*Stored data*.
** BEGIN **

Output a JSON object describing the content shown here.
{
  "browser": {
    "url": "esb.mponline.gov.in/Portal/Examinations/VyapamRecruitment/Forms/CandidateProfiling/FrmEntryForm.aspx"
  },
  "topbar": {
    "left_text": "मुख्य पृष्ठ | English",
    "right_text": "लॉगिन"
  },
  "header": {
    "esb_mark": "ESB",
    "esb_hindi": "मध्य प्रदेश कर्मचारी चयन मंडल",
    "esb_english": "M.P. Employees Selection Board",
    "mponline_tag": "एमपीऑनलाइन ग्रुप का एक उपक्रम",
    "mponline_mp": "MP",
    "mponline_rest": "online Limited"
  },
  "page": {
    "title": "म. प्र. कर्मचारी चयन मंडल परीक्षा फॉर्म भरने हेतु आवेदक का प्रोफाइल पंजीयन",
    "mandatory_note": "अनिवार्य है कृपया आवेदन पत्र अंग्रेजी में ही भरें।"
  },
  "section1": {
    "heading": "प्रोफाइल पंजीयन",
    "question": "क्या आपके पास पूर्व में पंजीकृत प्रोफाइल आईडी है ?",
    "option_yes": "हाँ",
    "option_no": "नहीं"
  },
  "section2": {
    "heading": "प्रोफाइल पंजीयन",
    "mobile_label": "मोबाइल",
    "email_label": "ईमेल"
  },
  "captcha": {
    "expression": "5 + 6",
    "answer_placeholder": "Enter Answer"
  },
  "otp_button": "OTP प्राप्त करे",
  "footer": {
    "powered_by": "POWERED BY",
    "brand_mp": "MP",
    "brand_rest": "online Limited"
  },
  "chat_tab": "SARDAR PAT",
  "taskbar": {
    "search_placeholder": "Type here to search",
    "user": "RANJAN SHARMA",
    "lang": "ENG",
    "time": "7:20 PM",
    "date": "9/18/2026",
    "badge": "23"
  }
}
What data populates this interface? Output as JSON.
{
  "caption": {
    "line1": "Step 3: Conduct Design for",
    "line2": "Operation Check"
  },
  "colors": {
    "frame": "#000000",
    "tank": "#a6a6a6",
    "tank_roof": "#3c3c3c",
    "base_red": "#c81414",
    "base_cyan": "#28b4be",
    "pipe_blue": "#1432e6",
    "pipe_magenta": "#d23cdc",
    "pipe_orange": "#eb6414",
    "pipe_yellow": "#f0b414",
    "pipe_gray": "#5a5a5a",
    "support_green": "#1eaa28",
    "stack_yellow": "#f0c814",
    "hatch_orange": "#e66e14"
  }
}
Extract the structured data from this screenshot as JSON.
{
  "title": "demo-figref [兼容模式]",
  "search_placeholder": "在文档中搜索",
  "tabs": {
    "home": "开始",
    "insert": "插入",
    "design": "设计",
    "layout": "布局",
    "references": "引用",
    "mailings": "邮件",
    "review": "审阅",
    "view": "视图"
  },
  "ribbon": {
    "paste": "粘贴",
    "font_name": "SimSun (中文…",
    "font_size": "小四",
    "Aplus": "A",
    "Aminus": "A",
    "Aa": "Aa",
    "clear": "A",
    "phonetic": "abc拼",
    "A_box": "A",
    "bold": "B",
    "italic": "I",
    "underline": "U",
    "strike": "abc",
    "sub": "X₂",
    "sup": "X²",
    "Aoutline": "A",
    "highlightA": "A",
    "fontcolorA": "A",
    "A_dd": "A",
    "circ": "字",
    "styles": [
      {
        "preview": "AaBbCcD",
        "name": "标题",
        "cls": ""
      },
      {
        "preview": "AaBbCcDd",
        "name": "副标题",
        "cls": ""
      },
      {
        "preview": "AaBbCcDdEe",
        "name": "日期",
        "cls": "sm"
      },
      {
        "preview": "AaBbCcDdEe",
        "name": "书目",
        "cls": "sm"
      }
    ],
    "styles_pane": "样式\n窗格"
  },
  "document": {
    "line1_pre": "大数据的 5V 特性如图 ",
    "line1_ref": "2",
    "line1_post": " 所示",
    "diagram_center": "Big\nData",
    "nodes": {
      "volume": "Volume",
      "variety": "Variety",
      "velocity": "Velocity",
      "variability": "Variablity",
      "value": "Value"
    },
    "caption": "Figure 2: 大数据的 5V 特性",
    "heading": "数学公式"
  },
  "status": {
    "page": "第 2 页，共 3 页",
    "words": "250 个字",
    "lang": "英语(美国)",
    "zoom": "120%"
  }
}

** END **

*Goal of the exercise*.
Reproduce the material above without altering a single character.

*Finished task*.
Output a JSON object describing the content shown here.
{
  "browser": {
    "url": "esb.mponline.gov.in/Portal/Examinations/VyapamRecruitment/Forms/CandidateProfiling/FrmEntryForm.aspx"
  },
  "topbar": {
    "left_text": "मुख्य पृष्ठ | English",
    "right_text": "लॉगिन"
  },
  "header": {
    "esb_mark": "ESB",
    "esb_hindi": "मध्य प्रदेश कर्मचारी चयन मंडल",
    "esb_english": "M.P. Employees Selection Board",
    "mponline_tag": "एमपीऑनलाइन ग्रुप का एक उपक्रम",
    "mponline_mp": "MP",
    "mponline_rest": "online Limited"
  },
  "page": {
    "title": "म. प्र. कर्मचारी चयन मंडल परीक्षा फॉर्म भरने हेतु आवेदक का प्रोफाइल पंजीयन",
    "mandatory_note": "अनिवार्य है कृपया आवेदन पत्र अंग्रेजी में ही भरें।"
  },
  "section1": {
    "heading": "प्रोफाइल पंजीयन",
    "question": "क्या आपके पास पूर्व में पंजीकृत प्रोफाइल आईडी है ?",
    "option_yes": "हाँ",
    "option_no": "नहीं"
  },
  "section2": {
    "heading": "प्रोफाइल पंजीयन",
    "mobile_label": "मोबाइल",
    "email_label": "ईमेल"
  },
  "captcha": {
    "expression": "5 + 6",
    "answer_placeholder": "Enter Answer"
  },
  "otp_button": "OTP प्राप्त करे",
  "footer": {
    "powered_by": "POWERED BY",
    "brand_mp": "MP",
    "brand_rest": "online Limited"
  },
  "chat_tab": "SARDAR PAT",
  "taskbar": {
    "search_placeholder": "Type here to search",
    "user": "RANJAN SHARMA",
    "lang": "ENG",
    "time": "7:20 PM",
    "date": "9/18/2026",
    "badge": "23"
  }
}
What data populates this interface? Output as JSON.
{
  "caption": {
    "line1": "Step 3: Conduct Design for",
    "line2": "Operation Check"
  },
  "colors": {
    "frame": "#000000",
    "tank": "#a6a6a6",
    "tank_roof": "#3c3c3c",
    "base_red": "#c81414",
    "base_cyan": "#28b4be",
    "pipe_blue": "#1432e6",
    "pipe_magenta": "#d23cdc",
    "pipe_orange": "#eb6414",
    "pipe_yellow": "#f0b414",
    "pipe_gray": "#5a5a5a",
    "support_green": "#1eaa28",
    "stack_yellow": "#f0c814",
    "hatch_orange": "#e66e14"
  }
}
Extract the structured data from this screenshot as JSON.
{
  "title": "demo-figref [兼容模式]",
  "search_placeholder": "在文档中搜索",
  "tabs": {
    "home": "开始",
    "insert": "插入",
    "design": "设计",
    "layout": "布局",
    "references": "引用",
    "mailings": "邮件",
    "review": "审阅",
    "view": "视图"
  },
  "ribbon": {
    "paste": "粘贴",
    "font_name": "SimSun (中文…",
    "font_size": "小四",
    "Aplus": "A",
    "Aminus": "A",
    "Aa": "Aa",
    "clear": "A",
    "phonetic": "abc拼",
    "A_box": "A",
    "bold": "B",
    "italic": "I",
    "underline": "U",
    "strike": "abc",
    "sub": "X₂",
    "sup": "X²",
    "Aoutline": "A",
    "highlightA": "A",
    "fontcolorA": "A",
    "A_dd": "A",
    "circ": "字",
    "styles": [
      {
        "preview": "AaBbCcD",
        "name": "标题",
        "cls": ""
      },
      {
        "preview": "AaBbCcDd",
        "name": "副标题",
        "cls": ""
      },
      {
        "preview": "AaBbCcDdEe",
        "name": "日期",
        "cls": "sm"
      },
      {
        "preview": "AaBbCcDdEe",
        "name": "书目",
        "cls": "sm"
      }
    ],
    "styles_pane": "样式\n窗格"
  },
  "document": {
    "line1_pre": "大数据的 5V 特性如图 ",
    "line1_ref": "2",
    "line1_post": " 所示",
    "diagram_center": "Big\nData",
    "nodes": {
      "volume": "Volume",
      "variety": "Variety",
      "velocity": "Velocity",
      "variability": "Variablity",
      "value": "Value"
    },
    "caption": "Figure 2: 大数据的 5V 特性",
    "heading": "数学公式"
  },
  "status": {
    "page": "第 2 页，共 3 页",
    "words": "250 个字",
    "lang": "英语(美国)",
    "zoom": "120%"
  }
}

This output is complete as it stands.